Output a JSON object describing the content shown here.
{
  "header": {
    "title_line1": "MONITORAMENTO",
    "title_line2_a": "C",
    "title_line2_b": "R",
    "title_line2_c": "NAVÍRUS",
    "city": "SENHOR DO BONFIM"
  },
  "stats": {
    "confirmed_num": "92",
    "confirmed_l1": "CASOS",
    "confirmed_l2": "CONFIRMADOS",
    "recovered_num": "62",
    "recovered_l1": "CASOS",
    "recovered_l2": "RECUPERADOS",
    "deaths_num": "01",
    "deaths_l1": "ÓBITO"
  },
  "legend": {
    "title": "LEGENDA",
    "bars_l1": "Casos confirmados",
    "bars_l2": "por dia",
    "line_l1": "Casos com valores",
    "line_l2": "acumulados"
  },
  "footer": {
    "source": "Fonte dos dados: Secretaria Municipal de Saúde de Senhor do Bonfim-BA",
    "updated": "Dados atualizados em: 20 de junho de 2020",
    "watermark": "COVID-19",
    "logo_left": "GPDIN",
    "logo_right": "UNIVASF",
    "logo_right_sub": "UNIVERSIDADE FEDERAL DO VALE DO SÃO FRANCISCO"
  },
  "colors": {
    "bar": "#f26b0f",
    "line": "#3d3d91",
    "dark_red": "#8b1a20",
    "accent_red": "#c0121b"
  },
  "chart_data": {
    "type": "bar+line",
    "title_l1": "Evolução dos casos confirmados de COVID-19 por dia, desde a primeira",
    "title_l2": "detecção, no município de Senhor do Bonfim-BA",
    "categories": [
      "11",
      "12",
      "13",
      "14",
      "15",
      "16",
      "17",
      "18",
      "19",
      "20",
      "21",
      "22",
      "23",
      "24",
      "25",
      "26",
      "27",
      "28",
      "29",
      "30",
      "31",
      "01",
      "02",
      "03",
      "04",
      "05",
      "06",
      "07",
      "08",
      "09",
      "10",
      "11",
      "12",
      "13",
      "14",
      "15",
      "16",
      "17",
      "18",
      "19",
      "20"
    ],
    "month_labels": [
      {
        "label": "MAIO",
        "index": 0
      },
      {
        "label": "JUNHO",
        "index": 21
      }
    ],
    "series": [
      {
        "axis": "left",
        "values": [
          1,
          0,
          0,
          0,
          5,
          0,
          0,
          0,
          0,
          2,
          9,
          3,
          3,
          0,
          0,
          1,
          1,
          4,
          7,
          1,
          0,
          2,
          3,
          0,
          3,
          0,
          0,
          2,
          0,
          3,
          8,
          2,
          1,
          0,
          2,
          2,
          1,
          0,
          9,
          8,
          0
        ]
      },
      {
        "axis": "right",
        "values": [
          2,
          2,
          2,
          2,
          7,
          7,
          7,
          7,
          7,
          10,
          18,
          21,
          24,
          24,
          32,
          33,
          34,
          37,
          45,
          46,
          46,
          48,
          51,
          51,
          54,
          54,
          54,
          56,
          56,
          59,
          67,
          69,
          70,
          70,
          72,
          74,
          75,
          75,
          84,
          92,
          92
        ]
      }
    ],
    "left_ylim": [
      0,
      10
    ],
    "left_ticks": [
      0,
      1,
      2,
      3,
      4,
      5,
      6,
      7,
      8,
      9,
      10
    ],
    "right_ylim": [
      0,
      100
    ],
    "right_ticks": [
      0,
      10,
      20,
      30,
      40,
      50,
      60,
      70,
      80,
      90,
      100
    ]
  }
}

**Task brief**. Check each line of the records for the word "COVID" and extract those that contain it.

**Exercise result**.
    "watermark": "COVID-19",
    "title_l1": "Evolução dos casos confirmados de COVID-19 por dia, desde a primeira",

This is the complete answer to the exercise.